### Brief
Quote all entries in full, exactly.

::: The data

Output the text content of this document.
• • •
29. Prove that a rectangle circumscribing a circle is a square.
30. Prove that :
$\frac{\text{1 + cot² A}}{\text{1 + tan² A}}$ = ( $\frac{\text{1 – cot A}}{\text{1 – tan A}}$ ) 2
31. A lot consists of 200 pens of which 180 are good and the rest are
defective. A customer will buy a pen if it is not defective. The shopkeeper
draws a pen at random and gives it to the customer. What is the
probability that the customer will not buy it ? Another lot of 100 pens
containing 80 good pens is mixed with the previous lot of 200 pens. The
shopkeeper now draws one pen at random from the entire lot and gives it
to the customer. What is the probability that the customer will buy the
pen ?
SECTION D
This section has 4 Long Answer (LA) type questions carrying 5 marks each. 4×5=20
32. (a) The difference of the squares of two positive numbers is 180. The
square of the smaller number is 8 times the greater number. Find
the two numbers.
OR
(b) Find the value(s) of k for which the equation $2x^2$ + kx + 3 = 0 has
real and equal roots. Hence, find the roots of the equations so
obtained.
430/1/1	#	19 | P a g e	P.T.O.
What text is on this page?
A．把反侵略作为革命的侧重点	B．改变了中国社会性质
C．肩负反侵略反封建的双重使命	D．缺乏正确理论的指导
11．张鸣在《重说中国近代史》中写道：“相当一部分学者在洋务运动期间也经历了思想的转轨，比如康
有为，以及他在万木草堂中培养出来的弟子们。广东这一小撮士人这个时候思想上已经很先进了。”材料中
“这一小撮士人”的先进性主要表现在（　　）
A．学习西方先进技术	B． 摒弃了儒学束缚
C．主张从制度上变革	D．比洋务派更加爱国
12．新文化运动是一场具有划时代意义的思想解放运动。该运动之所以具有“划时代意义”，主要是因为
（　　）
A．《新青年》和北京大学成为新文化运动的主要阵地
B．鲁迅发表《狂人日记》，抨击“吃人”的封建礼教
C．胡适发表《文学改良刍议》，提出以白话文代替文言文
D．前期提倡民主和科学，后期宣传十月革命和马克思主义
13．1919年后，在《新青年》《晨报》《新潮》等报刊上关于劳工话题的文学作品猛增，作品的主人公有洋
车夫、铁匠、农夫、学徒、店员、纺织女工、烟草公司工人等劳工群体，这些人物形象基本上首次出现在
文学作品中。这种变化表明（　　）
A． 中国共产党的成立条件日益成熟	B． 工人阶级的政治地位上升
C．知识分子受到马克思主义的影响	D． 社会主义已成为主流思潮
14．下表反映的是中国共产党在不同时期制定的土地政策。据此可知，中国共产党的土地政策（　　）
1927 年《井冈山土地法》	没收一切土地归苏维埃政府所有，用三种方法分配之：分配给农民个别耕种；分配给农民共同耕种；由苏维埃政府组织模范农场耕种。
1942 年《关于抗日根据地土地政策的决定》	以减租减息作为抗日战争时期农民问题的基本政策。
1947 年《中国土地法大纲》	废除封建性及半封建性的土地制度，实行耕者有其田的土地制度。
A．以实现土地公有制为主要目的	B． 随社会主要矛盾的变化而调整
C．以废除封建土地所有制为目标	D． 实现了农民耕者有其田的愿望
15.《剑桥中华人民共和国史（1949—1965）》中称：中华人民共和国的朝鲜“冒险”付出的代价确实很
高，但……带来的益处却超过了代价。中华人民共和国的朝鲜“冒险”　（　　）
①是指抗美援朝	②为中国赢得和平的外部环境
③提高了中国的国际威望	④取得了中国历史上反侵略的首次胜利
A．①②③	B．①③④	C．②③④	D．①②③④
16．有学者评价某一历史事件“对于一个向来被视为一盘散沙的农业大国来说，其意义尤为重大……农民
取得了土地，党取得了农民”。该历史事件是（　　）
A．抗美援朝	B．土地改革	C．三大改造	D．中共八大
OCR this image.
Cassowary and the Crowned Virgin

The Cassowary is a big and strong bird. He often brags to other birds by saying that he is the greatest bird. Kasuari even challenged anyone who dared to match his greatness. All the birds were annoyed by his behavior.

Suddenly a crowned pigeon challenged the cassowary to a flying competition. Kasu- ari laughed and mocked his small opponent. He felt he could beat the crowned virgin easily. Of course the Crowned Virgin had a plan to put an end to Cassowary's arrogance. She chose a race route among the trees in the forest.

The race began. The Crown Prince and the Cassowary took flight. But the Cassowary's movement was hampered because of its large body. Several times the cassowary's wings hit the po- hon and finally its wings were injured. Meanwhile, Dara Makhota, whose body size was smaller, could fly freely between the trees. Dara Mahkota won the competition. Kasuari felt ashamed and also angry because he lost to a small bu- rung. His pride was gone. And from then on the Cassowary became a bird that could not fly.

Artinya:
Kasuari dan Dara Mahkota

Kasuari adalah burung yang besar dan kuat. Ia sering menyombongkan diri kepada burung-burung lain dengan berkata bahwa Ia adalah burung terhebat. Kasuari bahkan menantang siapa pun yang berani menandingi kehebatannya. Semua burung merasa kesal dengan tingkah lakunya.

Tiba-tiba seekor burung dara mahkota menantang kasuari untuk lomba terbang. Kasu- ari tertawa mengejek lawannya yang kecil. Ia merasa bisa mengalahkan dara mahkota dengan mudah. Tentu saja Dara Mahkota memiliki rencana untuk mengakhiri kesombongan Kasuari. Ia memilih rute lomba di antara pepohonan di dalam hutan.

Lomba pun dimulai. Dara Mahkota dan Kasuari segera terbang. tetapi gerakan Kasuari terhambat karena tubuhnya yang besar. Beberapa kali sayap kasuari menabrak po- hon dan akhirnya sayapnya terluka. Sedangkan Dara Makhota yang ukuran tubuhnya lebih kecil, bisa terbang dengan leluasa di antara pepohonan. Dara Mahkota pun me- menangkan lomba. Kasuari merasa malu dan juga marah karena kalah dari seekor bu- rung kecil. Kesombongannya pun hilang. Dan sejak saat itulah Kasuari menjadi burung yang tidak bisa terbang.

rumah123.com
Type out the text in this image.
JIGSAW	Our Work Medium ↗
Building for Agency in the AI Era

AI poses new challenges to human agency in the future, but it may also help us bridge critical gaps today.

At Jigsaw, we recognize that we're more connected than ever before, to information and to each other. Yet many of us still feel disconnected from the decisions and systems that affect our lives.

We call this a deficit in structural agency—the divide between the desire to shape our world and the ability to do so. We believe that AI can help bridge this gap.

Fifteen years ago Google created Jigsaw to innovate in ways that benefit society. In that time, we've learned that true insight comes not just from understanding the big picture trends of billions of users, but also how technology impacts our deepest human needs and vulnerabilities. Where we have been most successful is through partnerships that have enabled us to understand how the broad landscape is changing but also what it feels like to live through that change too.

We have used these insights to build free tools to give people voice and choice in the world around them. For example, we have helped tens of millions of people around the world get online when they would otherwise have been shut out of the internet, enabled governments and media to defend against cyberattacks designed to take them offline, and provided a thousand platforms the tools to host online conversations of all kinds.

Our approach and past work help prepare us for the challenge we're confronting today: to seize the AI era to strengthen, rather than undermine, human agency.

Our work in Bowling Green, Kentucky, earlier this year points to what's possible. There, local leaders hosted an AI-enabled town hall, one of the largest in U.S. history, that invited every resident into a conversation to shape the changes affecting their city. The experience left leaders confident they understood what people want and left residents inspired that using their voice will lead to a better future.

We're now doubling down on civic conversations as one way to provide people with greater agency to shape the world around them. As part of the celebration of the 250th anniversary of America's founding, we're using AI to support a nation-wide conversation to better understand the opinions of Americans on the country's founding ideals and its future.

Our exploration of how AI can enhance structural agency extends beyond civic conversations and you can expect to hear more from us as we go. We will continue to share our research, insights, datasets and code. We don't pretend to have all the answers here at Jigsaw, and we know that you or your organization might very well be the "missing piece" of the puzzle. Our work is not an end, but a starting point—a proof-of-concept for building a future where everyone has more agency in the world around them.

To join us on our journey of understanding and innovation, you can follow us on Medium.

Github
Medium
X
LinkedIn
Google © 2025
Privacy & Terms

::::::

### Exercise answer
Output the text content of this document.
• • •
29. Prove that a rectangle circumscribing a circle is a square.
30. Prove that :
$\frac{\text{1 + cot² A}}{\text{1 + tan² A}}$ = ( $\frac{\text{1 – cot A}}{\text{1 – tan A}}$ ) 2
31. A lot consists of 200 pens of which 180 are good and the rest are
defective. A customer will buy a pen if it is not defective. The shopkeeper
draws a pen at random and gives it to the customer. What is the
probability that the customer will not buy it ? Another lot of 100 pens
containing 80 good pens is mixed with the previous lot of 200 pens. The
shopkeeper now draws one pen at random from the entire lot and gives it
to the customer. What is the probability that the customer will buy the
pen ?
SECTION D
This section has 4 Long Answer (LA) type questions carrying 5 marks each. 4×5=20
32. (a) The difference of the squares of two positive numbers is 180. The
square of the smaller number is 8 times the greater number. Find
the two numbers.
OR
(b) Find the value(s) of k for which the equation $2x^2$ + kx + 3 = 0 has
real and equal roots. Hence, find the roots of the equations so
obtained.
430/1/1	#	19 | P a g e	P.T.O.
What text is on this page?
A．把反侵略作为革命的侧重点	B．改变了中国社会性质
C．肩负反侵略反封建的双重使命	D．缺乏正确理论的指导
11．张鸣在《重说中国近代史》中写道：“相当一部分学者在洋务运动期间也经历了思想的转轨，比如康
有为，以及他在万木草堂中培养出来的弟子们。广东这一小撮士人这个时候思想上已经很先进了。”材料中
“这一小撮士人”的先进性主要表现在（　　）
A．学习西方先进技术	B． 摒弃了儒学束缚
C．主张从制度上变革	D．比洋务派更加爱国
12．新文化运动是一场具有划时代意义的思想解放运动。该运动之所以具有“划时代意义”，主要是因为
（　　）
A．《新青年》和北京大学成为新文化运动的主要阵地
B．鲁迅发表《狂人日记》，抨击“吃人”的封建礼教
C．胡适发表《文学改良刍议》，提出以白话文代替文言文
D．前期提倡民主和科学，后期宣传十月革命和马克思主义
13．1919年后，在《新青年》《晨报》《新潮》等报刊上关于劳工话题的文学作品猛增，作品的主人公有洋
车夫、铁匠、农夫、学徒、店员、纺织女工、烟草公司工人等劳工群体，这些人物形象基本上首次出现在
文学作品中。这种变化表明（　　）
A． 中国共产党的成立条件日益成熟	B． 工人阶级的政治地位上升
C．知识分子受到马克思主义的影响	D． 社会主义已成为主流思潮
14．下表反映的是中国共产党在不同时期制定的土地政策。据此可知，中国共产党的土地政策（　　）
1927 年《井冈山土地法》	没收一切土地归苏维埃政府所有，用三种方法分配之：分配给农民个别耕种；分配给农民共同耕种；由苏维埃政府组织模范农场耕种。
1942 年《关于抗日根据地土地政策的决定》	以减租减息作为抗日战争时期农民问题的基本政策。
1947 年《中国土地法大纲》	废除封建性及半封建性的土地制度，实行耕者有其田的土地制度。
A．以实现土地公有制为主要目的	B． 随社会主要矛盾的变化而调整
C．以废除封建土地所有制为目标	D． 实现了农民耕者有其田的愿望
15.《剑桥中华人民共和国史（1949—1965）》中称：中华人民共和国的朝鲜“冒险”付出的代价确实很
高，但……带来的益处却超过了代价。中华人民共和国的朝鲜“冒险”　（　　）
①是指抗美援朝	②为中国赢得和平的外部环境
③提高了中国的国际威望	④取得了中国历史上反侵略的首次胜利
A．①②③	B．①③④	C．②③④	D．①②③④
16．有学者评价某一历史事件“对于一个向来被视为一盘散沙的农业大国来说，其意义尤为重大……农民
取得了土地，党取得了农民”。该历史事件是（　　）
A．抗美援朝	B．土地改革	C．三大改造	D．中共八大
OCR this image.
Cassowary and the Crowned Virgin

The Cassowary is a big and strong bird. He often brags to other birds by saying that he is the greatest bird. Kasuari even challenged anyone who dared to match his greatness. All the birds were annoyed by his behavior.

Suddenly a crowned pigeon challenged the cassowary to a flying competition. Kasu- ari laughed and mocked his small opponent. He felt he could beat the crowned virgin easily. Of course the Crowned Virgin had a plan to put an end to Cassowary's arrogance. She chose a race route among the trees in the forest.

The race began. The Crown Prince and the Cassowary took flight. But the Cassowary's movement was hampered because of its large body. Several times the cassowary's wings hit the po- hon and finally its wings were injured. Meanwhile, Dara Makhota, whose body size was smaller, could fly freely between the trees. Dara Mahkota won the competition. Kasuari felt ashamed and also angry because he lost to a small bu- rung. His pride was gone. And from then on the Cassowary became a bird that could not fly.

Artinya:
Kasuari dan Dara Mahkota

Kasuari adalah burung yang besar dan kuat. Ia sering menyombongkan diri kepada burung-burung lain dengan berkata bahwa Ia adalah burung terhebat. Kasuari bahkan menantang siapa pun yang berani menandingi kehebatannya. Semua burung merasa kesal dengan tingkah lakunya.

Tiba-tiba seekor burung dara mahkota menantang kasuari untuk lomba terbang. Kasu- ari tertawa mengejek lawannya yang kecil. Ia merasa bisa mengalahkan dara mahkota dengan mudah. Tentu saja Dara Mahkota memiliki rencana untuk mengakhiri kesombongan Kasuari. Ia memilih rute lomba di antara pepohonan di dalam hutan.

Lomba pun dimulai. Dara Mahkota dan Kasuari segera terbang. tetapi gerakan Kasuari terhambat karena tubuhnya yang besar. Beberapa kali sayap kasuari menabrak po- hon dan akhirnya sayapnya terluka. Sedangkan Dara Makhota yang ukuran tubuhnya lebih kecil, bisa terbang dengan leluasa di antara pepohonan. Dara Mahkota pun me- menangkan lomba. Kasuari merasa malu dan juga marah karena kalah dari seekor bu- rung kecil. Kesombongannya pun hilang. Dan sejak saat itulah Kasuari menjadi burung yang tidak bisa terbang.

rumah123.com
Type out the text in this image.
JIGSAW	Our Work Medium ↗
Building for Agency in the AI Era

AI poses new challenges to human agency in the future, but it may also help us bridge critical gaps today.

At Jigsaw, we recognize that we're more connected than ever before, to information and to each other. Yet many of us still feel disconnected from the decisions and systems that affect our lives.

We call this a deficit in structural agency—the divide between the desire to shape our world and the ability to do so. We believe that AI can help bridge this gap.

Fifteen years ago Google created Jigsaw to innovate in ways that benefit society. In that time, we've learned that true insight comes not just from understanding the big picture trends of billions of users, but also how technology impacts our deepest human needs and vulnerabilities. Where we have been most successful is through partnerships that have enabled us to understand how the broad landscape is changing but also what it feels like to live through that change too.

We have used these insights to build free tools to give people voice and choice in the world around them. For example, we have helped tens of millions of people around the world get online when they would otherwise have been shut out of the internet, enabled governments and media to defend against cyberattacks designed to take them offline, and provided a thousand platforms the tools to host online conversations of all kinds.

Our approach and past work help prepare us for the challenge we're confronting today: to seize the AI era to strengthen, rather than undermine, human agency.

Our work in Bowling Green, Kentucky, earlier this year points to what's possible. There, local leaders hosted an AI-enabled town hall, one of the largest in U.S. history, that invited every resident into a conversation to shape the changes affecting their city. The experience left leaders confident they understood what people want and left residents inspired that using their voice will lead to a better future.

We're now doubling down on civic conversations as one way to provide people with greater agency to shape the world around them. As part of the celebration of the 250th anniversary of America's founding, we're using AI to support a nation-wide conversation to better understand the opinions of Americans on the country's founding ideals and its future.

Our exploration of how AI can enhance structural agency extends beyond civic conversations and you can expect to hear more from us as we go. We will continue to share our research, insights, datasets and code. We don't pretend to have all the answers here at Jigsaw, and we know that you or your organization might very well be the "missing piece" of the puzzle. Our work is not an end, but a starting point—a proof-of-concept for building a future where everyone has more agency in the world around them.

To join us on our journey of understanding and innovation, you can follow us on Medium.

Github
Medium
X
LinkedIn
Google © 2025
Privacy & Terms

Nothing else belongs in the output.